- _Work to do_
Give only a count of the lines that include the string "dragon".

----- Excerpted data

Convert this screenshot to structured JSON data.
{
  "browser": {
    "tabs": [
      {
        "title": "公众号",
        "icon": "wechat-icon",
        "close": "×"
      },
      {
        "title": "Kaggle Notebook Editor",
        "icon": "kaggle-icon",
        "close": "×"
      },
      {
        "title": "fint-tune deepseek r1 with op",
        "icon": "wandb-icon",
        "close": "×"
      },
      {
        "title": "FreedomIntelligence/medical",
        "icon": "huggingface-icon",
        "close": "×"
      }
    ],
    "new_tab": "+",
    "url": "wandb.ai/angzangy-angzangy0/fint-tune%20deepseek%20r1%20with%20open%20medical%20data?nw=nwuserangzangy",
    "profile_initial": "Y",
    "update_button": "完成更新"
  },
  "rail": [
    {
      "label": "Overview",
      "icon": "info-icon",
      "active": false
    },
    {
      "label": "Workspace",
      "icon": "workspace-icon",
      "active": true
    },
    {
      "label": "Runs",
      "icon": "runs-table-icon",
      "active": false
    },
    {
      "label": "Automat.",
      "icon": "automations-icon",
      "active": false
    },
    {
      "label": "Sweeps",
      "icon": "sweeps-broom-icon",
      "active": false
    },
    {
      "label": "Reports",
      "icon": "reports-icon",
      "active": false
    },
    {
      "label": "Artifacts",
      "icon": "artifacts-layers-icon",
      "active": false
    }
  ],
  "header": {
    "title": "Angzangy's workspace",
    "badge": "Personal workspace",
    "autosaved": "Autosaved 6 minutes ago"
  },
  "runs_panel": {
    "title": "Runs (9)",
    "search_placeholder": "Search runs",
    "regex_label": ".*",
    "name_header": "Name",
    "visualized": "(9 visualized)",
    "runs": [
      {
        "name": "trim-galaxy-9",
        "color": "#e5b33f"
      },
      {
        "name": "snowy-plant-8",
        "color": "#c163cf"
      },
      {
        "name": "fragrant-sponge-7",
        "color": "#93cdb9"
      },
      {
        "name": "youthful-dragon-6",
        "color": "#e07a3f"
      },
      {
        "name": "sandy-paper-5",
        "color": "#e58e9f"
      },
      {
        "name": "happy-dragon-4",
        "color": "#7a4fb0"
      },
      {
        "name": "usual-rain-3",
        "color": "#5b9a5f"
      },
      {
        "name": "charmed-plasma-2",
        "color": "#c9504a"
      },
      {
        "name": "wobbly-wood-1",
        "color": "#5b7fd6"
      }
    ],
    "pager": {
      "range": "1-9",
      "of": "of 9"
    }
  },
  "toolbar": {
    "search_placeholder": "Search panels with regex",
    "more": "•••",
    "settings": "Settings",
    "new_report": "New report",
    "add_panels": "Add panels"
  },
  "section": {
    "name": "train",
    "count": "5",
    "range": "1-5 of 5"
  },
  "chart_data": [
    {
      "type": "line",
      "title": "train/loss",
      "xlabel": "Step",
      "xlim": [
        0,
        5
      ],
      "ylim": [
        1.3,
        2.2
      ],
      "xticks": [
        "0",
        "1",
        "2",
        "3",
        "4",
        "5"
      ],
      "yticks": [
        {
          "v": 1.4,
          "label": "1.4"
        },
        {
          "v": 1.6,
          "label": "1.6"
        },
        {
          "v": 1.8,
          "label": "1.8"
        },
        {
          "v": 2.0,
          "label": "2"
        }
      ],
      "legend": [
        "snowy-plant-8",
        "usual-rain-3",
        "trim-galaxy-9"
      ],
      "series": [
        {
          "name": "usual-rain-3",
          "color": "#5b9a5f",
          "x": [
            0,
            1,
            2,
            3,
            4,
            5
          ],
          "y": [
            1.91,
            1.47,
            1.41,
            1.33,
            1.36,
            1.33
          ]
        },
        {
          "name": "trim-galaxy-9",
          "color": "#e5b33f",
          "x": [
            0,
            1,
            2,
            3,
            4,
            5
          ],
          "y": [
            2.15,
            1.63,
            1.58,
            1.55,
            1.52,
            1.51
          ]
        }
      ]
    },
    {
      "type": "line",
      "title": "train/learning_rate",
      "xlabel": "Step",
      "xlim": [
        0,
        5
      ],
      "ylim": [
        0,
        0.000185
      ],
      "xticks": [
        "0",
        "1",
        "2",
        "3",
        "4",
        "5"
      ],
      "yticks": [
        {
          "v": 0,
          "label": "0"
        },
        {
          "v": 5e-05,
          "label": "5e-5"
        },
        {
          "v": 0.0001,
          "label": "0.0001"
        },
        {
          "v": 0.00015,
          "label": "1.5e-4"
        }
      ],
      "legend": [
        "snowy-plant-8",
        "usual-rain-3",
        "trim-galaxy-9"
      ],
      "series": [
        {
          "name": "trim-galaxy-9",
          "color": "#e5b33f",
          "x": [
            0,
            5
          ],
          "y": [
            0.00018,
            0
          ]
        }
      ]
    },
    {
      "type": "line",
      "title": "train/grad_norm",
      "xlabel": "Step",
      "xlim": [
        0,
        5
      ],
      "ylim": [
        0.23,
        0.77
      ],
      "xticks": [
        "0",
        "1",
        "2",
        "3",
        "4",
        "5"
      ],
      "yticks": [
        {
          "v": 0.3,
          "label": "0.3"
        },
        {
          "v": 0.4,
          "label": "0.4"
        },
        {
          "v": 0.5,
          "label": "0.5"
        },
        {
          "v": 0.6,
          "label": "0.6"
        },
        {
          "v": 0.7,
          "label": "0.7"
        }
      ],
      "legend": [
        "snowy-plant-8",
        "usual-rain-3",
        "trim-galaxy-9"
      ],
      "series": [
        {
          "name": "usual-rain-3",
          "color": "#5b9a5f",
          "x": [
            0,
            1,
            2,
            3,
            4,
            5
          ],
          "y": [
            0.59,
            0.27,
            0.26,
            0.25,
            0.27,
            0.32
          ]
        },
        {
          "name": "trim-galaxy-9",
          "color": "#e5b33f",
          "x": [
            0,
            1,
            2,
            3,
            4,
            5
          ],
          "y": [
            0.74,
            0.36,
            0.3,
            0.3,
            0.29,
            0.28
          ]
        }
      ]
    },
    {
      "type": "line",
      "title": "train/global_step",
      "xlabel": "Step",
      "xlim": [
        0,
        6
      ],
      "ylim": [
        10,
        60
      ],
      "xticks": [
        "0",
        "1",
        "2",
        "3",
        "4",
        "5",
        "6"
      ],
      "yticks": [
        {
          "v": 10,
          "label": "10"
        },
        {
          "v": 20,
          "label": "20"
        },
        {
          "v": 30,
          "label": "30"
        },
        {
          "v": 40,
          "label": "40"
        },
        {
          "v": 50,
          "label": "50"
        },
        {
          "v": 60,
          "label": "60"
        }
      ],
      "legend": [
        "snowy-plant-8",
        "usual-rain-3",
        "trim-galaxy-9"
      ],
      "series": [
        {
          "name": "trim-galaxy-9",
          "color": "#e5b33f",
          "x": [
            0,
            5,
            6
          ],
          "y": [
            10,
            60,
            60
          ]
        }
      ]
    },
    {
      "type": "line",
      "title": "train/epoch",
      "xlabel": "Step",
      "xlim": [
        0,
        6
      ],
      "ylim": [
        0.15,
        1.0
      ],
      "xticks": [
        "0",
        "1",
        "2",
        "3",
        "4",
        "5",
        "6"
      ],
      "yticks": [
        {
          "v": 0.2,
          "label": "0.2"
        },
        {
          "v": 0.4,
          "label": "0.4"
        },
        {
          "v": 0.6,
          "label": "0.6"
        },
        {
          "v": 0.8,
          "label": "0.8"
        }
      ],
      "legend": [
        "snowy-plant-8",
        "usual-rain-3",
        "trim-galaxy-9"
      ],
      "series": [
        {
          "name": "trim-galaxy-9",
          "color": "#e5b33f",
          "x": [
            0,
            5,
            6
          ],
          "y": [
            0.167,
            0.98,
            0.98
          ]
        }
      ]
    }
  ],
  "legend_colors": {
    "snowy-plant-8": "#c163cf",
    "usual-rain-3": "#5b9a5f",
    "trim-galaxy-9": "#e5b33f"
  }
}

----------

- _Result of this task_
2